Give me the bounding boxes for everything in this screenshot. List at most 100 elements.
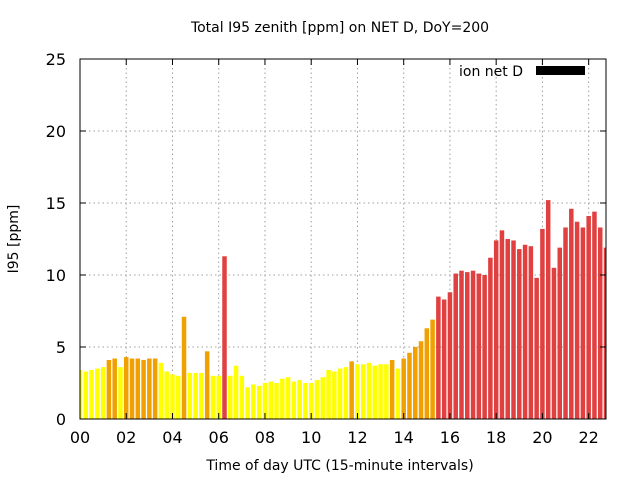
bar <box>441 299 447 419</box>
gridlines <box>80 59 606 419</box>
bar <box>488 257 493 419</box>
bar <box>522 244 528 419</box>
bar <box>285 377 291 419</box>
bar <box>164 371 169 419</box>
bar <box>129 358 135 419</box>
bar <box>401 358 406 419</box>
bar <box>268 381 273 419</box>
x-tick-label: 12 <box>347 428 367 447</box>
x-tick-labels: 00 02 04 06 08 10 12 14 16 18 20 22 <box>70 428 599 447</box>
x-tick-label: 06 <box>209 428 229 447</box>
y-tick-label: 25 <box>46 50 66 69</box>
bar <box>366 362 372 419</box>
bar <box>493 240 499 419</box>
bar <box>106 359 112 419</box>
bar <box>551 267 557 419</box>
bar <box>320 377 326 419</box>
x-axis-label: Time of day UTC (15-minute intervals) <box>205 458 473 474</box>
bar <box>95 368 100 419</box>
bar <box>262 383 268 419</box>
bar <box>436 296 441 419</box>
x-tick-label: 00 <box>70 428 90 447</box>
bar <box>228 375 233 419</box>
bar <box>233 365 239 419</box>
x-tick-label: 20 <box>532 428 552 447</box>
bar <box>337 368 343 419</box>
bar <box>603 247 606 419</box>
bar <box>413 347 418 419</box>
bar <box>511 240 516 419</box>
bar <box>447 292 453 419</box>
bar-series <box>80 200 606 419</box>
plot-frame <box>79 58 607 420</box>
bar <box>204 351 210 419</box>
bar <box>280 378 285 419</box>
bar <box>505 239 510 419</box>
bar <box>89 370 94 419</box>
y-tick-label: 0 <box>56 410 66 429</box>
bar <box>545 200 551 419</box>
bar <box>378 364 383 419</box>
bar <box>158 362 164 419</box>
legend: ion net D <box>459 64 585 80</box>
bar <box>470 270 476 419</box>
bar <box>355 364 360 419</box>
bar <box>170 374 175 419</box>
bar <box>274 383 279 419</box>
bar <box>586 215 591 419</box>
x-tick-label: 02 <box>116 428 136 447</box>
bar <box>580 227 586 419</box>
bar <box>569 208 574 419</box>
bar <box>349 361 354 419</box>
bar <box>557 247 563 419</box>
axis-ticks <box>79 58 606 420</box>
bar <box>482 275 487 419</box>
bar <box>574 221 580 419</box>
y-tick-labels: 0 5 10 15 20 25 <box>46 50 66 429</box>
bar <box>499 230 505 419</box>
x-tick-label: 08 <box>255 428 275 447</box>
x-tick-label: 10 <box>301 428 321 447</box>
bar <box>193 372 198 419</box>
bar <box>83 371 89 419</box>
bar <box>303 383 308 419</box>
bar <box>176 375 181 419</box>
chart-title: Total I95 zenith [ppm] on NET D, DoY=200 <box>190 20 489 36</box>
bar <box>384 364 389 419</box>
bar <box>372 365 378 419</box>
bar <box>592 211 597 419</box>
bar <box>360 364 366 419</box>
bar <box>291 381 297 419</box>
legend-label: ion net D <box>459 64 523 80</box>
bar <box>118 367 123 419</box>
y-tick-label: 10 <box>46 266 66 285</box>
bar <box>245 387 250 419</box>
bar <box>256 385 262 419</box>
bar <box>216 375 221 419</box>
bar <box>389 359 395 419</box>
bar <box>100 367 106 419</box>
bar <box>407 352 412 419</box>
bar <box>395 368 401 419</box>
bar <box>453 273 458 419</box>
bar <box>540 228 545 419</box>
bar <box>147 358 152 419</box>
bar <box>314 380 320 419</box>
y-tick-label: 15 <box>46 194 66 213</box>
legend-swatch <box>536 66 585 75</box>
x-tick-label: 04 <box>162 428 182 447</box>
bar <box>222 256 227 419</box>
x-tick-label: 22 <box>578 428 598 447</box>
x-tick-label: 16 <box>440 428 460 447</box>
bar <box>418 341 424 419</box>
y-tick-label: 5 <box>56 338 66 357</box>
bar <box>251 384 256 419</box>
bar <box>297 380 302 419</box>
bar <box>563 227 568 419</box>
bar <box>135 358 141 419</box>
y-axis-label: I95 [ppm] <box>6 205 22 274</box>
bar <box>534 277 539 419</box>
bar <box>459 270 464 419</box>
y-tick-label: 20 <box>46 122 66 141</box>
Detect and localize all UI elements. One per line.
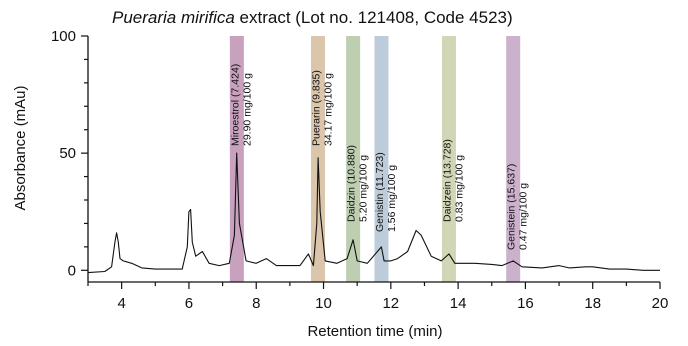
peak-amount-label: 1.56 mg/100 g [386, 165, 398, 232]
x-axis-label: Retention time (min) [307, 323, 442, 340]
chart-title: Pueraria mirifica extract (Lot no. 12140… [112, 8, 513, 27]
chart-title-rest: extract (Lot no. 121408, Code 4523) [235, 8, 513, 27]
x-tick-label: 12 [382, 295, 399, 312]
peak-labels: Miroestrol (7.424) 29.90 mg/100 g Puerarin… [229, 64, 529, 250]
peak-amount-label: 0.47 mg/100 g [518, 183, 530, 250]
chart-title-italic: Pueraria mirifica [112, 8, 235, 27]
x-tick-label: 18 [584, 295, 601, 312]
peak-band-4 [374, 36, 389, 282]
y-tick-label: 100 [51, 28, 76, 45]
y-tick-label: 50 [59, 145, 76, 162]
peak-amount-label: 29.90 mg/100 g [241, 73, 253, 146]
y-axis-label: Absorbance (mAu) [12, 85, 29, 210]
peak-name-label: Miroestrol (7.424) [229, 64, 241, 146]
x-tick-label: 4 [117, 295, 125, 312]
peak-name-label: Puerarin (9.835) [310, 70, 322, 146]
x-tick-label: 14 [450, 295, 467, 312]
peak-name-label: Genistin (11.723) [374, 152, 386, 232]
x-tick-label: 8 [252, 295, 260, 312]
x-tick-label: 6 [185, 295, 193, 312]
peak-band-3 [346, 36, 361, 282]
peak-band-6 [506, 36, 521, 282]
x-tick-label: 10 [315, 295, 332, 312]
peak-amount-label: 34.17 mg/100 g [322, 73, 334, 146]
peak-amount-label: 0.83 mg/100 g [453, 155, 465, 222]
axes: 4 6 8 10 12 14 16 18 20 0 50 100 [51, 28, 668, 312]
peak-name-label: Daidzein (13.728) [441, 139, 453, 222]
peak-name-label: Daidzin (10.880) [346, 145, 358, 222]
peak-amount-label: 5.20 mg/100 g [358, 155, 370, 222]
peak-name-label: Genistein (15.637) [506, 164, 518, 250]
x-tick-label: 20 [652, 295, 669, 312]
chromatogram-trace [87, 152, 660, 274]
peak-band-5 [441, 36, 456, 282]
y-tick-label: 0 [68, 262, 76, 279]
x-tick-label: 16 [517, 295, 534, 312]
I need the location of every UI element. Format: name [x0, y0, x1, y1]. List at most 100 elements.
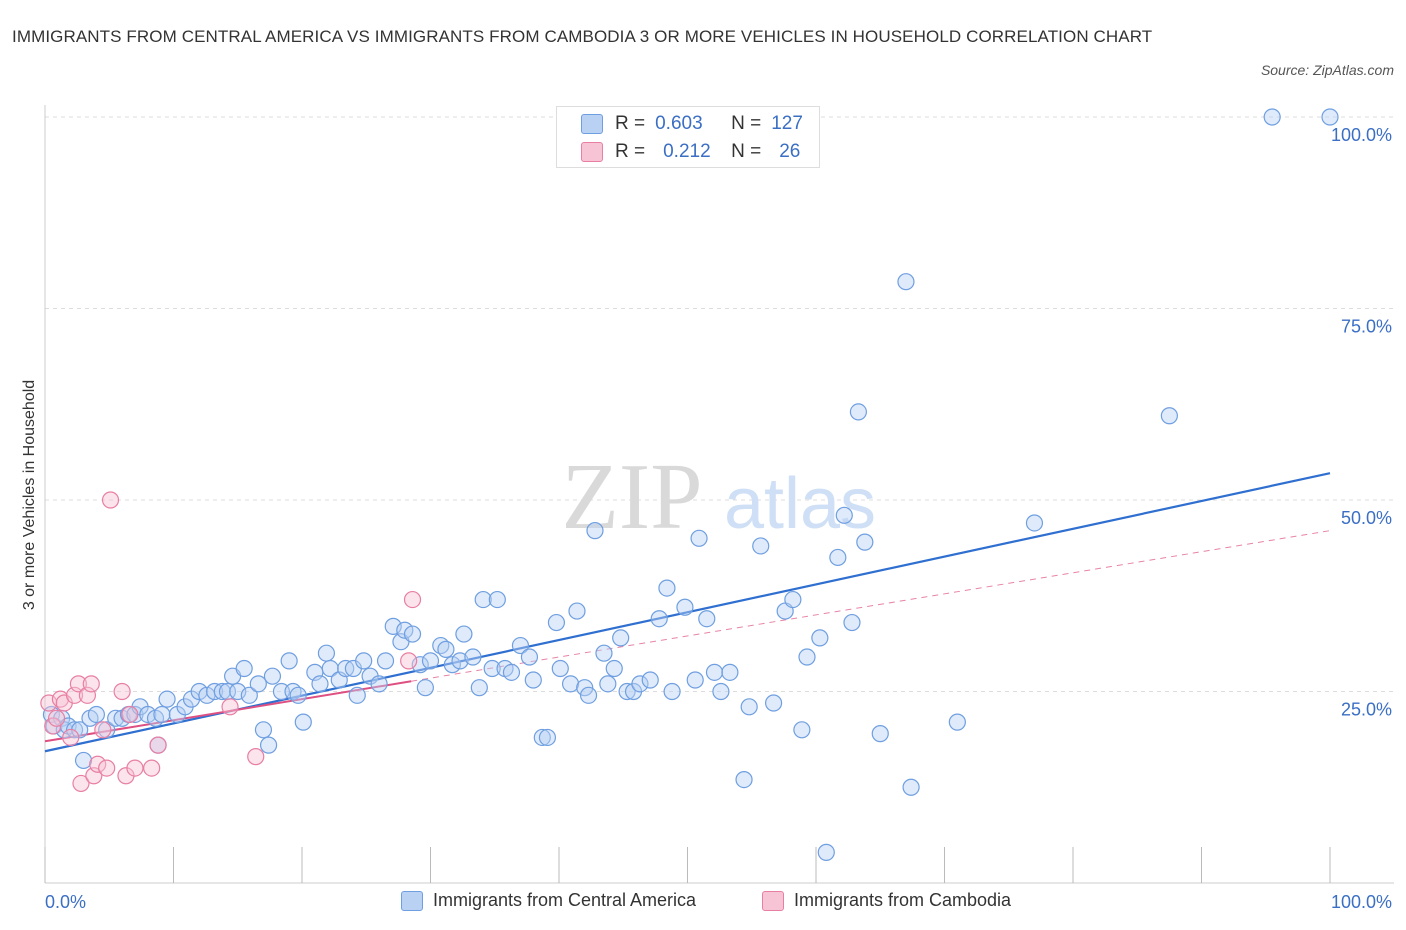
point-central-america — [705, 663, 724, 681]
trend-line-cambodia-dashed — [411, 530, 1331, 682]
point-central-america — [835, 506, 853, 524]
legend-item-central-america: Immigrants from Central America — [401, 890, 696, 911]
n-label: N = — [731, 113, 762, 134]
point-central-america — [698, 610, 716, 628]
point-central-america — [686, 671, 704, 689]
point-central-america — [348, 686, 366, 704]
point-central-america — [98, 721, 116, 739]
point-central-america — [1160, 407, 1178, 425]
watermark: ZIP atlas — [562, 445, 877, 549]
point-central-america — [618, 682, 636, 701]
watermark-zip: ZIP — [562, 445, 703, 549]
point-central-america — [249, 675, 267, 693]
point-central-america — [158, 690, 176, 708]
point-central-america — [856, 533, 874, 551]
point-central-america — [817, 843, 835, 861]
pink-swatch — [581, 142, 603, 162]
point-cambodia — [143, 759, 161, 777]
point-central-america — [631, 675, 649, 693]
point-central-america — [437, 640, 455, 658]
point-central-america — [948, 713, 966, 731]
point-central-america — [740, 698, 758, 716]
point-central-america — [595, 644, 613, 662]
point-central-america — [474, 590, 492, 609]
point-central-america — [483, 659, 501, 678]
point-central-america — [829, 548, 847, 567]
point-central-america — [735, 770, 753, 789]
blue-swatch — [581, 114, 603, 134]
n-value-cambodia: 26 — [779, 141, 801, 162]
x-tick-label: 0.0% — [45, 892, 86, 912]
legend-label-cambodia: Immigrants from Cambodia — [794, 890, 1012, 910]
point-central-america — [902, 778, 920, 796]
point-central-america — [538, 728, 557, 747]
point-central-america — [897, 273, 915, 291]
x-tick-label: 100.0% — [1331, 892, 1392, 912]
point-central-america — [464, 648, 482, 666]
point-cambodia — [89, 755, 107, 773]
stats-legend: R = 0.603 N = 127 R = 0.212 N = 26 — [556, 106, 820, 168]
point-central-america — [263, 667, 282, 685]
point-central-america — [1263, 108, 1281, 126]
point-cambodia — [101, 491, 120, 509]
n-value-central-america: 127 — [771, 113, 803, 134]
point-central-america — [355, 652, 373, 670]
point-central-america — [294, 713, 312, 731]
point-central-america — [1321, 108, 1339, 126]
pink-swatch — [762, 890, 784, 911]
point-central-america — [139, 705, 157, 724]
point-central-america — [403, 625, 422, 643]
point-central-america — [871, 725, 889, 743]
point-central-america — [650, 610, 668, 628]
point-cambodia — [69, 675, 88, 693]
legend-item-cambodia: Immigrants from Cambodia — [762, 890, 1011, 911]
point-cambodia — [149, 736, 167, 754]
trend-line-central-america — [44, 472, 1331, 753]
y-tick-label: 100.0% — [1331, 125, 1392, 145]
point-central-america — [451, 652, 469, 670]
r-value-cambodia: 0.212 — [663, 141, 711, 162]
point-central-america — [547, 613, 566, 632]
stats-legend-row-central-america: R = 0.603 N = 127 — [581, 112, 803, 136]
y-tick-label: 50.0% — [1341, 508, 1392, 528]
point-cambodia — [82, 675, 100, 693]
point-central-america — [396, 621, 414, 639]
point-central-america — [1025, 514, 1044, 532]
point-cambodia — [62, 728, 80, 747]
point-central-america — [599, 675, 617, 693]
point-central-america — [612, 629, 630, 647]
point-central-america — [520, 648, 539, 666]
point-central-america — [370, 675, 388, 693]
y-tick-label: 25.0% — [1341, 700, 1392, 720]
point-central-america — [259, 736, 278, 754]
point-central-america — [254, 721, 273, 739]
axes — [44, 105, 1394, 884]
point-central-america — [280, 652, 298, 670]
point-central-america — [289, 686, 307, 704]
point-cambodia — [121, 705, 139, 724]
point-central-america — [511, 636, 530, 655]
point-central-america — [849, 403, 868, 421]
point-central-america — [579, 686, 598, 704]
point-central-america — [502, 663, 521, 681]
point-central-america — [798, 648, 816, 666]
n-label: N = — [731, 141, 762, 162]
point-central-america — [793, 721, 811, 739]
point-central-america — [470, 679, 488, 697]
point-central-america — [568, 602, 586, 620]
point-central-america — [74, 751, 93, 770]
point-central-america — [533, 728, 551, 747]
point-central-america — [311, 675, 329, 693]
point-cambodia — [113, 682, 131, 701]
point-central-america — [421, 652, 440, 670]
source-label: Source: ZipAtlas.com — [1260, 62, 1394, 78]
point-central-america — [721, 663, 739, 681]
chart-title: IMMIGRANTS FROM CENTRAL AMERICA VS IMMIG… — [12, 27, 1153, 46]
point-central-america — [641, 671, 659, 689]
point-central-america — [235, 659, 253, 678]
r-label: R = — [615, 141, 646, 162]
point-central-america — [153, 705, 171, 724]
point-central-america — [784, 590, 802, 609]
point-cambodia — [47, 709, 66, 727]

---------------

# Given problem
Extract from the data above every line from the one containing "bar <box>441 299 447 419</box>" up to and including the one containing "x-tick-label: 20 <box>532 428 552 447</box>", copying each line unchanged.

# The result
bar <box>441 299 447 419</box>
gridlines <box>80 59 606 419</box>
bar <box>488 257 493 419</box>
bar <box>522 244 528 419</box>
bar <box>285 377 291 419</box>
bar <box>164 371 169 419</box>
bar <box>129 358 135 419</box>
bar <box>401 358 406 419</box>
bar <box>268 381 273 419</box>
x-tick-label: 12 <box>347 428 367 447</box>
x-tick-labels: 00 02 04 06 08 10 12 14 16 18 20 22 <box>70 428 599 447</box>
x-tick-label: 06 <box>209 428 229 447</box>
y-tick-label: 25 <box>46 50 66 69</box>
bar <box>366 362 372 419</box>
bar <box>493 240 499 419</box>
bar <box>106 359 112 419</box>
bar <box>551 267 557 419</box>
bar <box>320 377 326 419</box>
x-axis-label: Time of day UTC (15-minute intervals) <box>205 458 473 474</box>
bar <box>95 368 100 419</box>
bar <box>262 383 268 419</box>
bar <box>436 296 441 419</box>
x-tick-label: 00 <box>70 428 90 447</box>
bar <box>228 375 233 419</box>
bar <box>233 365 239 419</box>
x-tick-label: 20 <box>532 428 552 447</box>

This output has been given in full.